Leave out the pictures and copy every record exactly.

▸ Dataset items:

◆ ◆ ◆ ◆

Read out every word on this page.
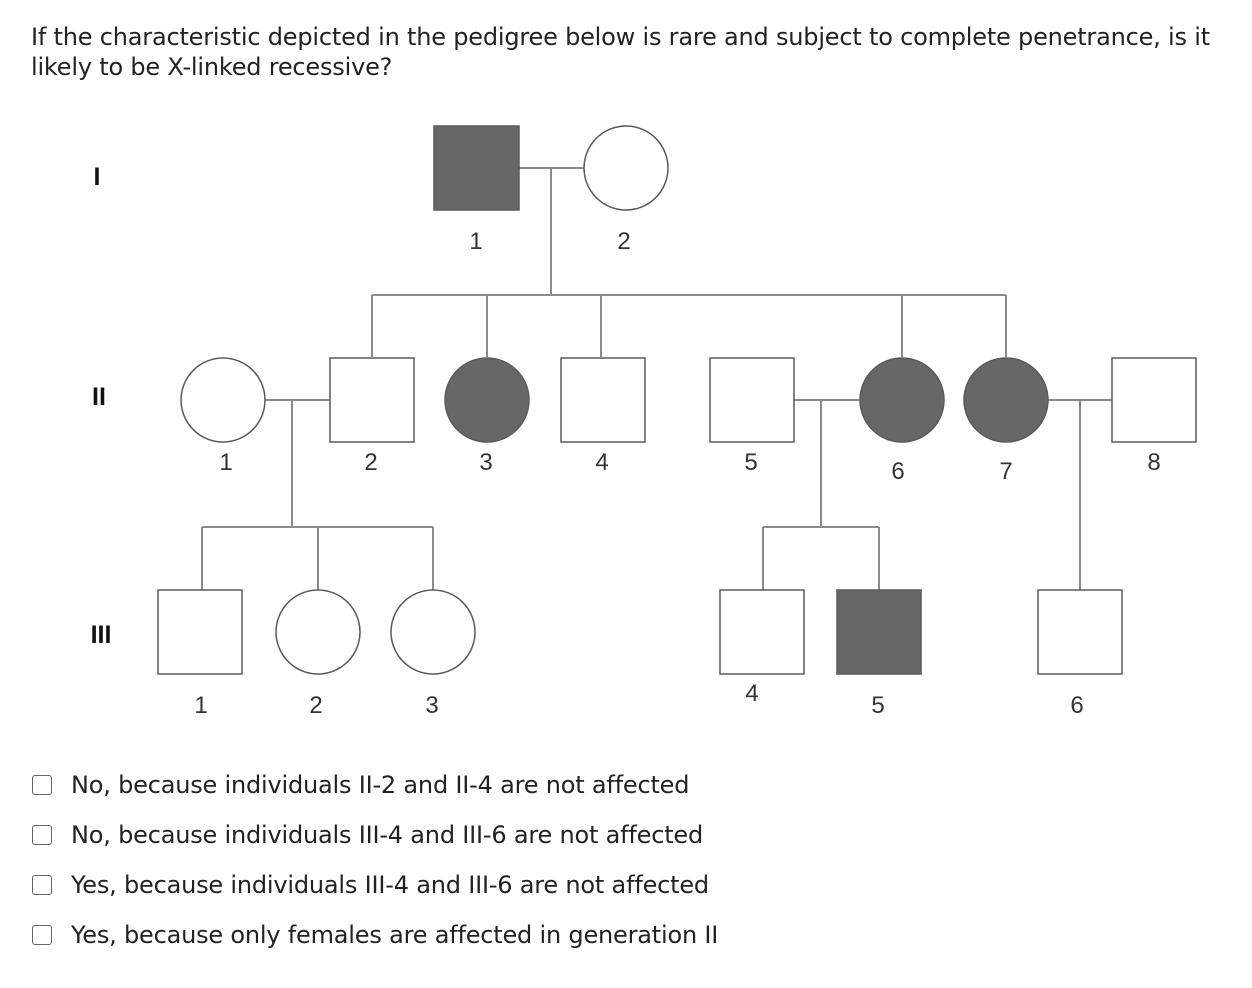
If the characteristic depicted in the pedigree below is rare and subject to complete penetrance, is it likely to be X-linked recessive?

I
II
III
1	2
1	2	3	4	5	6	7	8
1	2	3	4	5	6
No, because individuals II-2 and II-4 are not affected
No, because individuals III-4 and III-6 are not affected
Yes, because individuals III-4 and III-6 are not affected
Yes, because only females are affected in generation II
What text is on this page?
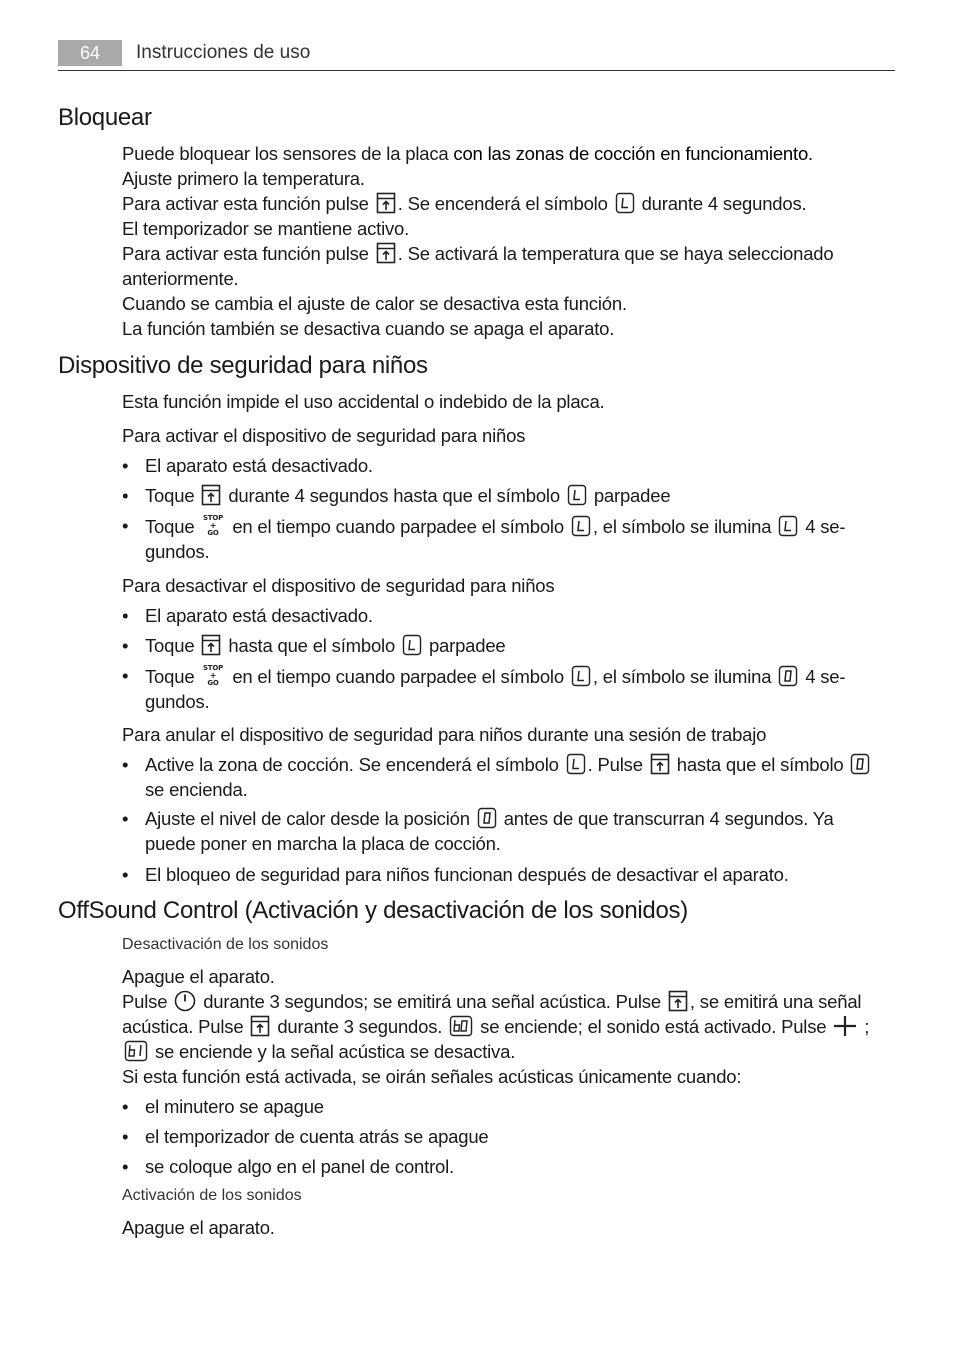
64	Instrucciones de uso
Bloquear

Puede bloquear los sensores de la placa con las zonas de cocción en funcionamiento.

Ajuste primero la temperatura.

Para activar esta función pulse . Se encenderá el símbolo durante 4 segundos.

El temporizador se mantiene activo.

Para activar esta función pulse . Se activará la temperatura que se haya seleccionado

anteriormente.

Cuando se cambia el ajuste de calor se desactiva esta función.

La función también se desactiva cuando se apaga el aparato.

Dispositivo de seguridad para niños
Esta función impide el uso accidental o indebido de la placa.
Para activar el dispositivo de seguridad para niños
• El aparato está desactivado.
• Toque durante 4 segundos hasta que el símbolo parpadee
• Toque STOP
+
GO en el tiempo cuando parpadee el símbolo , el símbolo se ilumina 4 se-
gundos.
Para desactivar el dispositivo de seguridad para niños
• El aparato está desactivado.
• Toque hasta que el símbolo parpadee
• Toque STOP
+
GO en el tiempo cuando parpadee el símbolo , el símbolo se ilumina 4 se-
gundos.
Para anular el dispositivo de seguridad para niños durante una sesión de trabajo
• Active la zona de cocción. Se encenderá el símbolo . Pulse hasta que el símbolo

se encienda.
• Ajuste el nivel de calor desde la posición antes de que transcurran 4 segundos. Ya
puede poner en marcha la placa de cocción.
• El bloqueo de seguridad para niños funcionan después de desactivar el aparato.
OffSound Control (Activación y desactivación de los sonidos)
Desactivación de los sonidos

Apague el aparato.

Pulse durante 3 segundos; se emitirá una señal acústica. Pulse , se emitirá una señal

acústica. Pulse durante 3 segundos. se enciende; el sonido está activado. Pulse ;

se enciende y la señal acústica se desactiva.

Si esta función está activada, se oirán señales acústicas únicamente cuando:

• el minutero se apague
• el temporizador de cuenta atrás se apague
• se coloque algo en el panel de control.
Activación de los sonidos
Apague el aparato.
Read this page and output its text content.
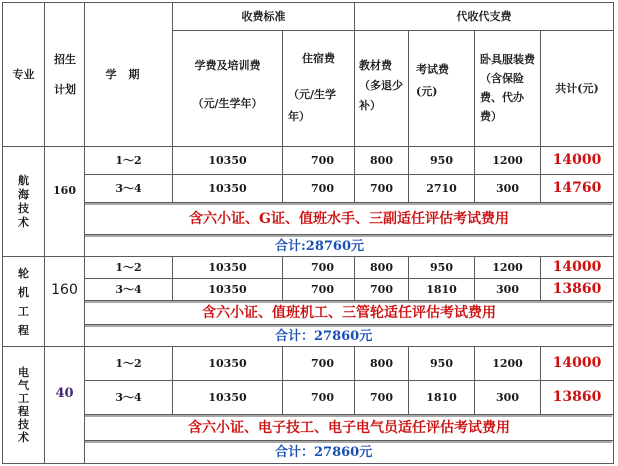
专业
招生计划
学期
收费标准	代收代支费
学费及培训费
（元/生学年）
住宿费
（元/生学年）
教材费（多退少补）
考试费(元)
卧具服装费（含保险费、代办费）
共计(元)
航海技术
160
1～2	10350	700	800	950	1200	14000
3～4	10350	700	700	2710	300	14760
含六小证、G证、值班水手、三副适任评估考试费用
合计:28760元
轮机工程
160
1～2	10350	700	800	950	1200	14000
3～4	10350	700	700	1810	300	13860
含六小证、值班机工、三管轮适任评估考试费用
合计：27860元
电气工程技术
40
1～2	10350	700	800	950	1200	14000
3～4	10350	700	700	1810	300	13860
含六小证、电子技工、电子电气员适任评估考试费用
合计：27860元
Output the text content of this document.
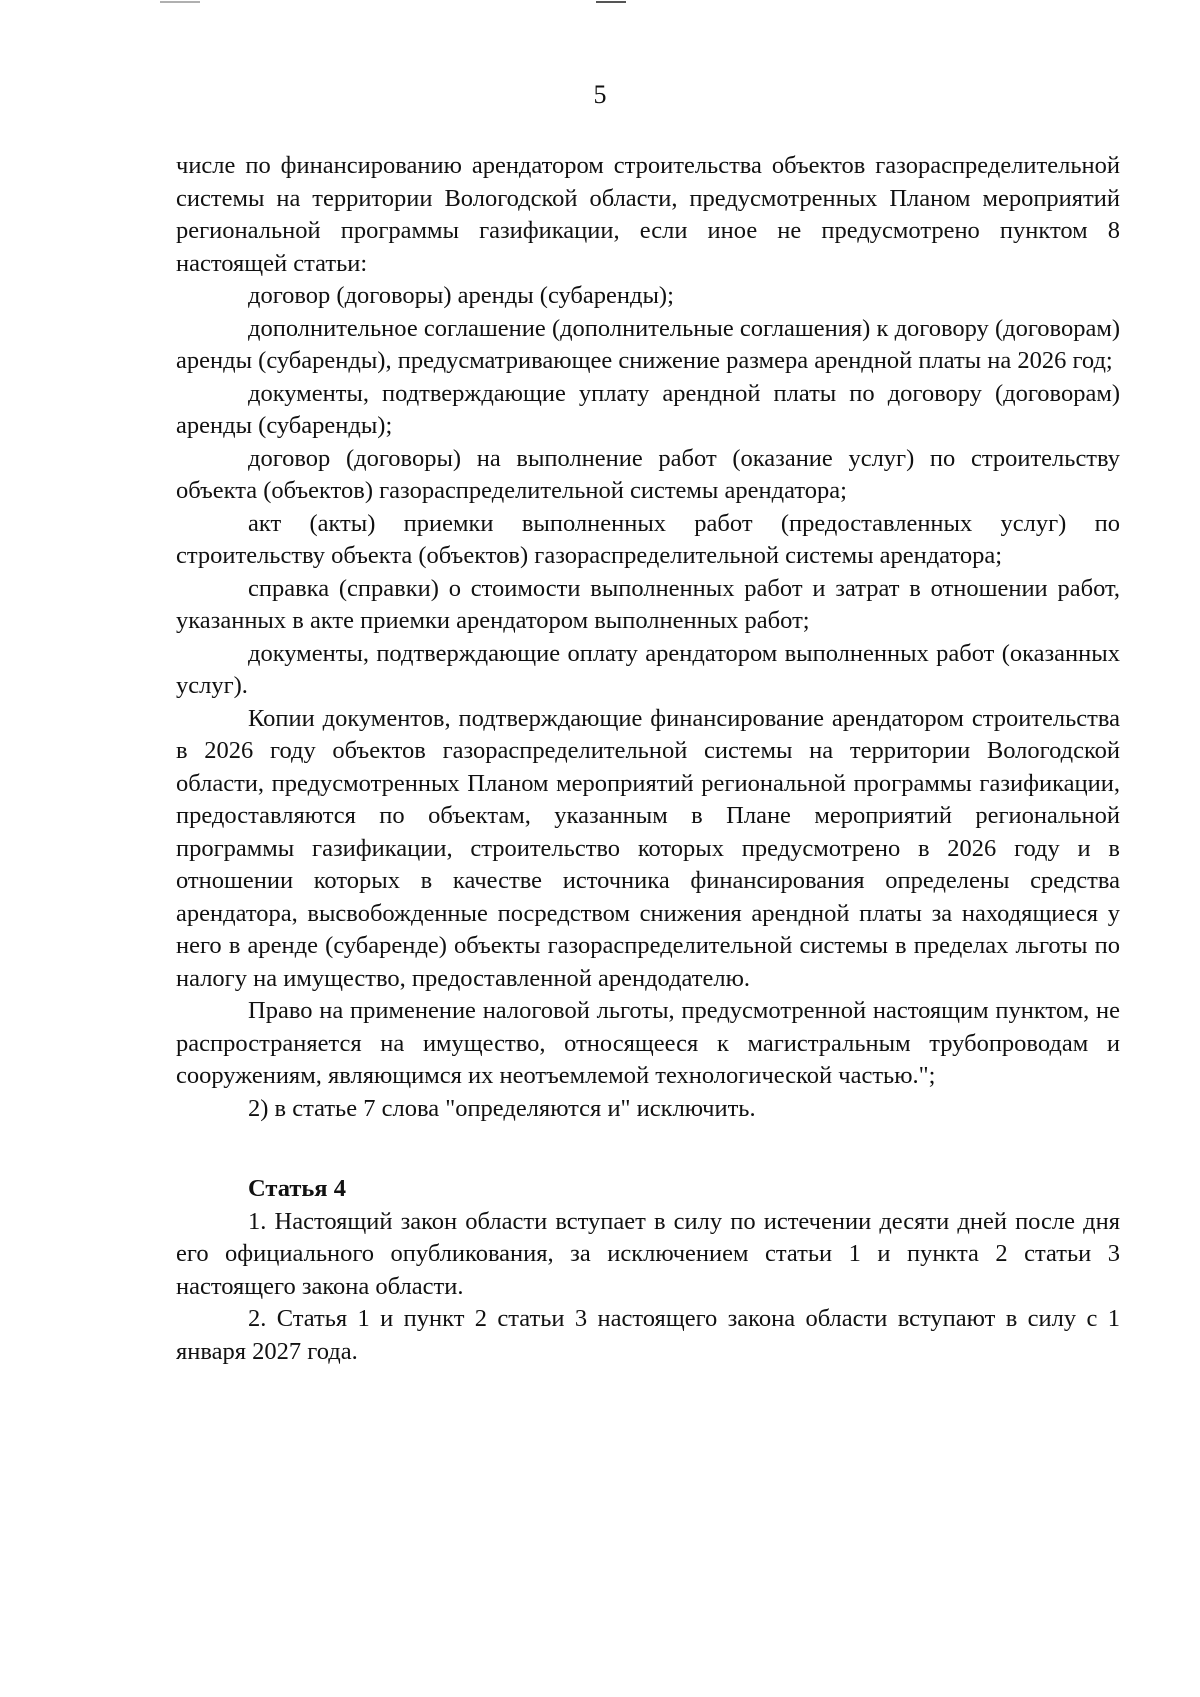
5

числе по финансированию арендатором строительства объектов газораспределительной системы на территории Вологодской области, предусмотренных Планом мероприятий региональной программы газификации, если иное не предусмотрено пунктом 8 настоящей статьи:

договор (договоры) аренды (субаренды);

дополнительное соглашение (дополнительные соглашения) к договору (договорам) аренды (субаренды), предусматривающее снижение размера арендной платы на 2026 год;

документы, подтверждающие уплату арендной платы по договору (договорам) аренды (субаренды);

договор (договоры) на выполнение работ (оказание услуг) по строительству объекта (объектов) газораспределительной системы арендатора;

акт (акты) приемки выполненных работ (предоставленных услуг) по строительству объекта (объектов) газораспределительной системы арендатора;

справка (справки) о стоимости выполненных работ и затрат в отношении работ, указанных в акте приемки арендатором выполненных работ;

документы, подтверждающие оплату арендатором выполненных работ (оказанных услуг).

Копии документов, подтверждающие финансирование арендатором строительства в 2026 году объектов газораспределительной системы на территории Вологодской области, предусмотренных Планом мероприятий региональной программы газификации, предоставляются по объектам, указанным в Плане мероприятий региональной программы газификации, строительство которых предусмотрено в 2026 году и в отношении которых в качестве источника финансирования определены средства арендатора, высвобожденные посредством снижения арендной платы за находящиеся у него в аренде (субаренде) объекты газораспределительной системы в пределах льготы по налогу на имущество, предоставленной арендодателю.

Право на применение налоговой льготы, предусмотренной настоящим пунктом, не распространяется на имущество, относящееся к магистральным трубопроводам и сооружениям, являющимся их неотъемлемой технологической частью.";

2) в статье 7 слова "определяются и" исключить.

Статья 4

1. Настоящий закон области вступает в силу по истечении десяти дней после дня его официального опубликования, за исключением статьи 1 и пункта 2 статьи 3 настоящего закона области.

2. Статья 1 и пункт 2 статьи 3 настоящего закона области вступают в силу с 1 января 2027 года.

◆ ◆ ◆ ◆

▸ Solution for this problem:
Read out every word on this page.
If the characteristic depicted in the pedigree below is rare and subject to complete penetrance, is it likely to be X-linked recessive?

I
II
III
1	2
1	2	3	4	5	6	7	8
1	2	3	4	5	6
No, because individuals II-2 and II-4 are not affected
No, because individuals III-4 and III-6 are not affected
Yes, because individuals III-4 and III-6 are not affected
Yes, because only females are affected in generation II
What text is on this page?
64	Instrucciones de uso
Bloquear

Puede bloquear los sensores de la placa con las zonas de cocción en funcionamiento.

Ajuste primero la temperatura.

Para activar esta función pulse . Se encenderá el símbolo durante 4 segundos.

El temporizador se mantiene activo.

Para activar esta función pulse . Se activará la temperatura que se haya seleccionado

anteriormente.

Cuando se cambia el ajuste de calor se desactiva esta función.

La función también se desactiva cuando se apaga el aparato.

Dispositivo de seguridad para niños
Esta función impide el uso accidental o indebido de la placa.
Para activar el dispositivo de seguridad para niños
• El aparato está desactivado.
• Toque durante 4 segundos hasta que el símbolo parpadee
• Toque STOP
+
GO en el tiempo cuando parpadee el símbolo , el símbolo se ilumina 4 se-
gundos.
Para desactivar el dispositivo de seguridad para niños
• El aparato está desactivado.
• Toque hasta que el símbolo parpadee
• Toque STOP
+
GO en el tiempo cuando parpadee el símbolo , el símbolo se ilumina 4 se-
gundos.
Para anular el dispositivo de seguridad para niños durante una sesión de trabajo
• Active la zona de cocción. Se encenderá el símbolo . Pulse hasta que el símbolo

se encienda.
• Ajuste el nivel de calor desde la posición antes de que transcurran 4 segundos. Ya
puede poner en marcha la placa de cocción.
• El bloqueo de seguridad para niños funcionan después de desactivar el aparato.
OffSound Control (Activación y desactivación de los sonidos)
Desactivación de los sonidos

Apague el aparato.

Pulse durante 3 segundos; se emitirá una señal acústica. Pulse , se emitirá una señal

acústica. Pulse durante 3 segundos. se enciende; el sonido está activado. Pulse ;

se enciende y la señal acústica se desactiva.

Si esta función está activada, se oirán señales acústicas únicamente cuando:

• el minutero se apague
• el temporizador de cuenta atrás se apague
• se coloque algo en el panel de control.
Activación de los sonidos
Apague el aparato.
Read this page and output its text content.
专业
招生计划
学期
收费标准	代收代支费
学费及培训费
（元/生学年）
住宿费
（元/生学年）
教材费（多退少补）
考试费(元)
卧具服装费（含保险费、代办费）
共计(元)
航海技术
160
1～2	10350	700	800	950	1200	14000
3～4	10350	700	700	2710	300	14760
含六小证、G证、值班水手、三副适任评估考试费用
合计:28760元
轮机工程
160
1～2	10350	700	800	950	1200	14000
3～4	10350	700	700	1810	300	13860
含六小证、值班机工、三管轮适任评估考试费用
合计：27860元
电气工程技术
40
1～2	10350	700	800	950	1200	14000
3～4	10350	700	700	1810	300	13860
含六小证、电子技工、电子电气员适任评估考试费用
合计：27860元
Output the text content of this document.
5

числе по финансированию арендатором строительства объектов газораспределительной системы на территории Вологодской области, предусмотренных Планом мероприятий региональной программы газификации, если иное не предусмотрено пунктом 8 настоящей статьи:

договор (договоры) аренды (субаренды);

дополнительное соглашение (дополнительные соглашения) к договору (договорам) аренды (субаренды), предусматривающее снижение размера арендной платы на 2026 год;

документы, подтверждающие уплату арендной платы по договору (договорам) аренды (субаренды);

договор (договоры) на выполнение работ (оказание услуг) по строительству объекта (объектов) газораспределительной системы арендатора;

акт (акты) приемки выполненных работ (предоставленных услуг) по строительству объекта (объектов) газораспределительной системы арендатора;

справка (справки) о стоимости выполненных работ и затрат в отношении работ, указанных в акте приемки арендатором выполненных работ;

документы, подтверждающие оплату арендатором выполненных работ (оказанных услуг).

Копии документов, подтверждающие финансирование арендатором строительства в 2026 году объектов газораспределительной системы на территории Вологодской области, предусмотренных Планом мероприятий региональной программы газификации, предоставляются по объектам, указанным в Плане мероприятий региональной программы газификации, строительство которых предусмотрено в 2026 году и в отношении которых в качестве источника финансирования определены средства арендатора, высвобожденные посредством снижения арендной платы за находящиеся у него в аренде (субаренде) объекты газораспределительной системы в пределах льготы по налогу на имущество, предоставленной арендодателю.

Право на применение налоговой льготы, предусмотренной настоящим пунктом, не распространяется на имущество, относящееся к магистральным трубопроводам и сооружениям, являющимся их неотъемлемой технологической частью.";

2) в статье 7 слова "определяются и" исключить.

Статья 4

1. Настоящий закон области вступает в силу по истечении десяти дней после дня его официального опубликования, за исключением статьи 1 и пункта 2 статьи 3 настоящего закона области.

2. Статья 1 и пункт 2 статьи 3 настоящего закона области вступают в силу с 1 января 2027 года.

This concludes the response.